Görevler
**1)** Bilge Cankorel hakkındaki yazıda sözü edilen hatıratın adı nedir?
**2)** Bilge Cankorel'in hatıratını ele alan yazıyı, gösterilen son cümlenin ardından devam ettirin.

Kaynak Belge
_ _ _
Büyükelçi Bilge Cankorel, kariyeri boyunca kendini genellikle sıkıntılı ortamlarda bulmuş.
Ottawa’da başlayan kariyerinde bir sonraki durağı Kültür Devrimi’nin şokunu atlatmaya çalışan Pekin olmuş, ardından Cenevre’de beş senelik bir huzur dönemi geçirmiş, uzun süre DPT’de çalıştıktan sonra bu kez henüz Büyükelçi unvanı almamanın huzursuzluğuyla tekrar Cenevre’ye atanmış, nihayet, kendini çatışmaların içindeki Afganistan’da bulmuş, sefarette Taliban roketlerinin altında uyumuş, Büyükelçi unvanını epey bir süre sonra kullanmaya başlayabilmiş, ülke Taliban’ın eline geçtikten sonra merkezde biraz sıkılıp bu kez de iç kırılmaların eşiğindeki Kiev’e Büyükelçi yapılmış.
AGİT’in Bakü temsilciliğinden emekli olmuş.
Bütün bu karmaşık ortamlar Bilge Cankorel için mesleki açıdan tatmin edici olabilir ama bu yolculukları ve endişeli bekleyişleri bir de Kazım Karabekir’in torunu olan eşi İclal Hanım’a sormak lazım.
Cankorel’in Bir Dönem Biterken adlı hatıratındaki bir bölümün Türk Dış Politikası hakkında bize bir şeyler söylediği kanaatindeyim.
Cankorel, ikinci Cenevre döneminde, Birleşmiş Milletler Daimi Temsiciliği’nde görev yapmaktadır.
BM’den çıkan “antisemitizm” kararını anlatırken söyledikleri çarpıcı.
Şöyle yazıyor: “1993-96 yıllarındaki Tansu Çiller’in başbakanlığı dönemi aynı zamanda, PKK terörünün Batı ülkelerince masum bir insan hakları kisvesine büründürüldüğü ve Türkiye’nin güneydoğusunu ülkeden ayırmaya yönelik sahte gerekçeleri hazırlamayı hedefleyen bir ‘komplo’ ile karşı karşıya bulunduğumuz yıllardır.”
Bilge Cankorel’in yazıklarının aksine ben PKK’nın sebep değil bir sonuç olduğunu düşünüyorum.
Dolayısıyla, sonuçla uğraşmanın yanısıra kaynağa inmeyi ve sebebi doğru saptamayı daha önemli görüyorum.
Cankorel’in bahsettiği dönem faili meçhullerle, işkencelerle bilinen dönemdir, bunu sadece “Batı ülkelerince masum insan hakları kisvesine büründürmek” ile açıklamak yeterli midir?
Cankorel devam ediyor.
“O sıralarda abartılı ve saptırılmış insan hakları ihlali suçlamalarıyla (ve nedense bu çevrelere göre T. C. insan haklarını sadece ‘Kürt halkına’, hatta sadece PKK militanlarına karşı ihlal ediyordu) o derecede sıkıştırılmaya başlamıştık ki, Türk devletinin varlığını ve uluslararası ilişkilerininin temelini oluşturan Lozan zemini artık neredeyse ayağımızın altında kaymaya başlar gibi oluyordu.”
_ _ _
Kayıtlar

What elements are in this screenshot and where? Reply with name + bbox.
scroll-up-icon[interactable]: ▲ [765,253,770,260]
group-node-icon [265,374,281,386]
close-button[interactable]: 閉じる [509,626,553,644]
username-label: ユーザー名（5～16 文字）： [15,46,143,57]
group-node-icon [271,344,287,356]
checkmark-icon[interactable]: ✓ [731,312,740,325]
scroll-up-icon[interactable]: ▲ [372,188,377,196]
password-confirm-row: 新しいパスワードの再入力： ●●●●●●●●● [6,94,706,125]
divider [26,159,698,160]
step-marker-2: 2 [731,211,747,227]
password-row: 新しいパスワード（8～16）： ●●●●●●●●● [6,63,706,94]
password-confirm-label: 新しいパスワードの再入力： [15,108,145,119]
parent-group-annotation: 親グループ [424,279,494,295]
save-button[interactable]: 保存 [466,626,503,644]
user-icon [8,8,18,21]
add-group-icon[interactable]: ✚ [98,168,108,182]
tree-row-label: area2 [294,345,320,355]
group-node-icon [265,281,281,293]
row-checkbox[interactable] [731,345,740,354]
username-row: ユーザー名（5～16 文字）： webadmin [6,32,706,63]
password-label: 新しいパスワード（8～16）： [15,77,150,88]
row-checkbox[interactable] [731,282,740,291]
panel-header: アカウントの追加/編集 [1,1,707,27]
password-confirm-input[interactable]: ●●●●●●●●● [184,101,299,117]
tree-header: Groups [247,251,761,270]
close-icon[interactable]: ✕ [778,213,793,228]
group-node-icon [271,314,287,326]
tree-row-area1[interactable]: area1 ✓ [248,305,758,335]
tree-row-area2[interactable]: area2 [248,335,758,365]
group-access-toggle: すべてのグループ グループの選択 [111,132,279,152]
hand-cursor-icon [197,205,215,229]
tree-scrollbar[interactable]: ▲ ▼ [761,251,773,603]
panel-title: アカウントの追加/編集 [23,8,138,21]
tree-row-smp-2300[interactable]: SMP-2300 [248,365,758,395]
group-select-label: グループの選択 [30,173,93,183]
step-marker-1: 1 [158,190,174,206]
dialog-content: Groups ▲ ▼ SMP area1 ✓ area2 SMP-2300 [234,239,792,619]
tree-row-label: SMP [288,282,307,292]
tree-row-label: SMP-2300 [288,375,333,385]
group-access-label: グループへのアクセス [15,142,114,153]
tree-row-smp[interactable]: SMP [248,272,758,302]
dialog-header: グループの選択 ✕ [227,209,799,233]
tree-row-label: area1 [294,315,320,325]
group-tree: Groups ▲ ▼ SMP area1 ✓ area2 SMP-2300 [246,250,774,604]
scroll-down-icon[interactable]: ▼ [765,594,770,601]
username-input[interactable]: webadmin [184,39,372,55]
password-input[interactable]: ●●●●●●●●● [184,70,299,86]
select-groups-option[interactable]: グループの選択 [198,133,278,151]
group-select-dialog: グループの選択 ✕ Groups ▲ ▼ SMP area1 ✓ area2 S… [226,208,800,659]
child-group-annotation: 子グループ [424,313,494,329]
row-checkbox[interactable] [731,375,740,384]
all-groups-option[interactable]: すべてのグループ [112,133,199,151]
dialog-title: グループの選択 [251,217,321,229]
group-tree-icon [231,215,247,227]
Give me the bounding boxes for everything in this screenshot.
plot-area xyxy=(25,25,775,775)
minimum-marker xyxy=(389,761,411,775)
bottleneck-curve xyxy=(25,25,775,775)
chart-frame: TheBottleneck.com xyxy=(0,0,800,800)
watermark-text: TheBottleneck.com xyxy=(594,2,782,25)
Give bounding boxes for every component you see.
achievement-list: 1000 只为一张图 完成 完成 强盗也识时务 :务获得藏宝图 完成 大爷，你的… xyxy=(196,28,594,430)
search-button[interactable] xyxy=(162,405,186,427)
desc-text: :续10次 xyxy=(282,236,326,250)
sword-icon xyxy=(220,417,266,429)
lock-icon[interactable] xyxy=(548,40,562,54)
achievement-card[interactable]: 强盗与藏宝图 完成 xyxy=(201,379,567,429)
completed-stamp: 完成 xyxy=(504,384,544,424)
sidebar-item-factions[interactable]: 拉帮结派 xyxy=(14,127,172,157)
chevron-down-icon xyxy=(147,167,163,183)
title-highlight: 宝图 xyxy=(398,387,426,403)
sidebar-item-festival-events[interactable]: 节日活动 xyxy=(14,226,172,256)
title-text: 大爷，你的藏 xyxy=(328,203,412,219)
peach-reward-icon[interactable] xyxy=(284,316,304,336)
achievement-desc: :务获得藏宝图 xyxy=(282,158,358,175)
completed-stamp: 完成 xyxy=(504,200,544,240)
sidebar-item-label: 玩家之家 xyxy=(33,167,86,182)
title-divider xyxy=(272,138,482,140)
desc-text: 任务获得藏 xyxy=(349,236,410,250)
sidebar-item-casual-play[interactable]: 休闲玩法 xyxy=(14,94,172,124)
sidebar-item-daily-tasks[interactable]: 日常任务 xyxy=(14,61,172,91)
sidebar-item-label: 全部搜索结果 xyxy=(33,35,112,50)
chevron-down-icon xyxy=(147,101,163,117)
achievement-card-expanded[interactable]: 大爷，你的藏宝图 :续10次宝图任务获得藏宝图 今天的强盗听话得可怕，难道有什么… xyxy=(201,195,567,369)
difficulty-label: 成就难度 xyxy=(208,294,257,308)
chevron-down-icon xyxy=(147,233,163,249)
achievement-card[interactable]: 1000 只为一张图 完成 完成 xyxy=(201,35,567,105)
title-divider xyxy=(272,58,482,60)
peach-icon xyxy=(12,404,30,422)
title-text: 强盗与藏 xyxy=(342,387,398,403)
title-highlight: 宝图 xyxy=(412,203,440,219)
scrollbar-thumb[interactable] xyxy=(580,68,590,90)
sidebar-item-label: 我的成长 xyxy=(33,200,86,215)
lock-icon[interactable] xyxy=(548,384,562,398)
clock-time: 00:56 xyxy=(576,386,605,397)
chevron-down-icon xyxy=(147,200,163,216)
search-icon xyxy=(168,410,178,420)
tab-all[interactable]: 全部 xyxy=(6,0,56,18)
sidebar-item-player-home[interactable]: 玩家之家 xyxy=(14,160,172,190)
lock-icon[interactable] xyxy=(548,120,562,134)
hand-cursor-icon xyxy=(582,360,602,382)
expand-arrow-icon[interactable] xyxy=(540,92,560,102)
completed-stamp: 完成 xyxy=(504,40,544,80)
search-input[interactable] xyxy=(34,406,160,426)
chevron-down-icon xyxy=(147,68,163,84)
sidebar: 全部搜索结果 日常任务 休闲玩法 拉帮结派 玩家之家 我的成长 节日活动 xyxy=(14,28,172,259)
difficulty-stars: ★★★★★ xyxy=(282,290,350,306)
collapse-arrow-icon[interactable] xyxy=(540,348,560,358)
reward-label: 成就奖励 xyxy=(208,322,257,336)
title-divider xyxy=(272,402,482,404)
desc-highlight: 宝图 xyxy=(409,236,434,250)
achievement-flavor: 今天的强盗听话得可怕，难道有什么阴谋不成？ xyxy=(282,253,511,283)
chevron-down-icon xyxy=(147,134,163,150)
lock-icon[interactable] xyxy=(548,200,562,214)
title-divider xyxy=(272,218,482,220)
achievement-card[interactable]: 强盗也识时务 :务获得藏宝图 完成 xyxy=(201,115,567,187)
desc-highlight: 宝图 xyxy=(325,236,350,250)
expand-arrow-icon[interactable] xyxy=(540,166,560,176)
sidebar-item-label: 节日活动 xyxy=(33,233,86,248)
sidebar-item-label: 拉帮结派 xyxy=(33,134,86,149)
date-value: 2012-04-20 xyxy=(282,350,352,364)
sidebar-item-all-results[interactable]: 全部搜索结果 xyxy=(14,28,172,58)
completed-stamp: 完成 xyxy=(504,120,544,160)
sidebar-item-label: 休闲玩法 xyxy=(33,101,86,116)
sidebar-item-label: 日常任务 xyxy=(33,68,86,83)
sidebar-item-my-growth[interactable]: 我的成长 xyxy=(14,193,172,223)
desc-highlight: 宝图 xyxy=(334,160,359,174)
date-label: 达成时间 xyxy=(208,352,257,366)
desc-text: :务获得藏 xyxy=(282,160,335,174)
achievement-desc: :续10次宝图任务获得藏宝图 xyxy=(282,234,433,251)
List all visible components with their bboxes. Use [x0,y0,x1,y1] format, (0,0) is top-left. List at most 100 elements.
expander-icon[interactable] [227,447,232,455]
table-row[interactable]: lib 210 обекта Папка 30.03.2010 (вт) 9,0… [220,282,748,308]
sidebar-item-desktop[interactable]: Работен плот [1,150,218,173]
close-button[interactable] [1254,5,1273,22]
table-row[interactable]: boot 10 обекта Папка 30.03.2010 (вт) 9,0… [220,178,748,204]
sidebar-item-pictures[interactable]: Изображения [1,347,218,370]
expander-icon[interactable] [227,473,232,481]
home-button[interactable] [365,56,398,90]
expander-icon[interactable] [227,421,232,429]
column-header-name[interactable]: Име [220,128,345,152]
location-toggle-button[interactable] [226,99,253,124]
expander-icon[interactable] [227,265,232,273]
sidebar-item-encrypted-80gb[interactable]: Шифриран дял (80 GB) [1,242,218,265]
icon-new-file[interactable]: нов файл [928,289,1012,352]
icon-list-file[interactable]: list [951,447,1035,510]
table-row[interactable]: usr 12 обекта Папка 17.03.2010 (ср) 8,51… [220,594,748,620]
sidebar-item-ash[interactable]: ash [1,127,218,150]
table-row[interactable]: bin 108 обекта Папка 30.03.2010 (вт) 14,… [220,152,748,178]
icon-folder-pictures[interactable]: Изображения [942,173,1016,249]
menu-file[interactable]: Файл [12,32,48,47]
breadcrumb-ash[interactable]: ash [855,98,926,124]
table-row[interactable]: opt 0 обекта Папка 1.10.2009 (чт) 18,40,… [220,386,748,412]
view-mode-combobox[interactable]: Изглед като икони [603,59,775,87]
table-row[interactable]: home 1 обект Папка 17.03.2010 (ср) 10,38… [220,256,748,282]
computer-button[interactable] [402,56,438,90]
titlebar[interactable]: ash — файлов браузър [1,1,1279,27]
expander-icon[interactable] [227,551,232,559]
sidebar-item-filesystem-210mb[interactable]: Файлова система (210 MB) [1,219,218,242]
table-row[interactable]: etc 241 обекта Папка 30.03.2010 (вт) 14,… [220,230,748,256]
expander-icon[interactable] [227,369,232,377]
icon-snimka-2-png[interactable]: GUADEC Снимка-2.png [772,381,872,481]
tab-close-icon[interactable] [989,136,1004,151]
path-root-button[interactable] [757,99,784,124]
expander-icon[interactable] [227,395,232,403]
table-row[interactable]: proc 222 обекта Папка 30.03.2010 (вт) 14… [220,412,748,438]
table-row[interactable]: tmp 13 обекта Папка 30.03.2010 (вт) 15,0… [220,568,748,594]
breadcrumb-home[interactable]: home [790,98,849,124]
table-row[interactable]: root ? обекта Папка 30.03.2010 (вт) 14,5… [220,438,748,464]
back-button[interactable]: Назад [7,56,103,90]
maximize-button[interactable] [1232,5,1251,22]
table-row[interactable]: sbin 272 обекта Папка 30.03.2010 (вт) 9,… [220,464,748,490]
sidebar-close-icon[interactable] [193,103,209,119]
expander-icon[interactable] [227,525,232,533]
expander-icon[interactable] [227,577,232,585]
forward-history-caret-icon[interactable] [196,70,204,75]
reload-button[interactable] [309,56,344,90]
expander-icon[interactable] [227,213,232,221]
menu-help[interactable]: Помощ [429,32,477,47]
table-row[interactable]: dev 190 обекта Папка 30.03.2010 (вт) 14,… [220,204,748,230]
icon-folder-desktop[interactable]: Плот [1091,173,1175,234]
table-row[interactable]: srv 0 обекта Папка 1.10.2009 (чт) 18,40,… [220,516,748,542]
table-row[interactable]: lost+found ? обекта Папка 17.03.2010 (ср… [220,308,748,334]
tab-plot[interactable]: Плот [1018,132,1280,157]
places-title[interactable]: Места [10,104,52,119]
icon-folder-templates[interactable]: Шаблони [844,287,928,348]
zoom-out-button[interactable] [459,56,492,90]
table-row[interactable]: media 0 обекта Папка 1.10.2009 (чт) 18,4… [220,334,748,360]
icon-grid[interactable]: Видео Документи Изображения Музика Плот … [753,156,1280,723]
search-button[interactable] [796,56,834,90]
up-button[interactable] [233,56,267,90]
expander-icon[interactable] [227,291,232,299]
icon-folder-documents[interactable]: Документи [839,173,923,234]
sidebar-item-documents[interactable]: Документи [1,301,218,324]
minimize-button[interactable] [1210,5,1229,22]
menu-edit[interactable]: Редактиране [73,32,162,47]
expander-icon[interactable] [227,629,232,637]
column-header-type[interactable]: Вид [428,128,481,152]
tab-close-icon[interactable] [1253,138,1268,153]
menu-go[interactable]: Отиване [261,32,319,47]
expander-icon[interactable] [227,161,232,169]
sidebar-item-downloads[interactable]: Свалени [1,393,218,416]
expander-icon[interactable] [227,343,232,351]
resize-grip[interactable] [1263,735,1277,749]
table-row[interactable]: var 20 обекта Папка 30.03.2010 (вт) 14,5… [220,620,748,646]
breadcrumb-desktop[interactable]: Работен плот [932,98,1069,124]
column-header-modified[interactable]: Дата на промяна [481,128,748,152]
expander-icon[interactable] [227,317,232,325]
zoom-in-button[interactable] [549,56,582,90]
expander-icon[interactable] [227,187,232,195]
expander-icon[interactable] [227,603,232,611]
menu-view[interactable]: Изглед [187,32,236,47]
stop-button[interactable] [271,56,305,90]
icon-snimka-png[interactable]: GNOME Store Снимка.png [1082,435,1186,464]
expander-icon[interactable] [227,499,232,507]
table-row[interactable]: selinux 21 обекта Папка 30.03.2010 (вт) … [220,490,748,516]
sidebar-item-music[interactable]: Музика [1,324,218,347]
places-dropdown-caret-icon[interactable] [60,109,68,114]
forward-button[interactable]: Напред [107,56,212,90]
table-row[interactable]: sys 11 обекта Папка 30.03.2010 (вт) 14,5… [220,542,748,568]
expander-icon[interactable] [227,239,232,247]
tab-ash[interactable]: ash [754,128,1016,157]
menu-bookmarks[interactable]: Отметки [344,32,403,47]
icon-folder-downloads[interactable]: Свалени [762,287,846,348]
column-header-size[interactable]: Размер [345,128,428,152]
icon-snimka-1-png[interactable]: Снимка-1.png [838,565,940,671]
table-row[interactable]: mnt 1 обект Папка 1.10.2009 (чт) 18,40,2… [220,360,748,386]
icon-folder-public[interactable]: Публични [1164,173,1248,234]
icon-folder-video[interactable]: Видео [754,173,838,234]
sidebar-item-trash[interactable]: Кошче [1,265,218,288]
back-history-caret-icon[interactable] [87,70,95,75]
_ _ _
Sıralı Yanıtlar
**1)** Bir Dönem Biterken.

**2)**
Büyükelçi Cankorel’in parantez içinde yazdığını nasıl yorumlamalı emin değilim ama aklıma Demirel’in “Kürtlere kötü davranıyoruz da sanki Türklere iyi mi davranıyoruz?” vecizesi geldi.
Esas ilgimi çeken kısımsa bundan sonrası.
“Savunma ile altından kalkamayacağımızı anladığımız bu yoğun kampanya karşısında biz de, ‘karşı saldırı’ yöntemini denemeye karar verdik ve Batı Avrupa’nın, özellikle Almanya’nın Yahudi soykırımına kadar giden vicdan lekelerini kurcalamaya başladık.”
Bir Dönem Biterken’de bu “kurcalamanın” sonucuna da yer verilmiş.
“Tasarının oylanması sırasında hiçbir Avrupa ülkesinin tasarıya karşı gelmesi mümkün olmadı. Tasarı oydaşma yöntemi (consensus) ile oylanmadan kabul edildi. BM’de yine ‘tarihle hesaplaştığımız’ bir başarı kazanmıştık.”
Bu tarihi başarının stratejisti Büyükelçi Gündüz Aktan, sözcüsü ve müzakerecisi ise Bilge Cankorel’miş.
Ülkelerin çıkarları vardır, doğru; uluslararası ilişkilerde alınan tavırların esası ahlak değildir; tamam; Türkiye gibi bir ülkenin gözetmesi gereken dengeler vardır, buna da eyvallah.
İyi güzel de, Türkiye’nin faili meçhulden geçilmediği bir dönemde, uluslararası baskıdan sıyrılmanın yolu Batı’daki antisemitizmi keşfetmek midir?
Bunu tersinden okumak da mümkün: Eğer Batı’dan Kürtlere yapılan ayrımcılığa dair bir tepki gelmeseydi, “insan hakları”, “işkenceye sıfır tolerans” gibi kavramlar hiç gündeme alınmasaydı, demek ki Türkiye’nin Batı’nın antisemitizmiyle bir meselesi yoktu, bu olay, sadece iç politikadaki baskıyı dindirmek için gerektiğinde kullanılmak üzere bekletilen bir kozdu.
Kimse kusura bakmasın, böyle bir “başarı” bana doğru ya da ahlaki gelmiyor, benim içim kaldırmıyor.
Ne kazandı Türkiye bu şekilde?
Cankorel, BM’deki görevini 1991 ile 1995 arasında yaptığına göre, bu başarılı strateji, Türkiye’nin en karanlık senelerinden biri olan 1993’e götürür bizi.
Aradan otuz seneden fazla bir zaman geçmesine rağmen o senenin hâlâ izah edilemeyen cinayetlerinin, katliamlarının yarası onulmadı.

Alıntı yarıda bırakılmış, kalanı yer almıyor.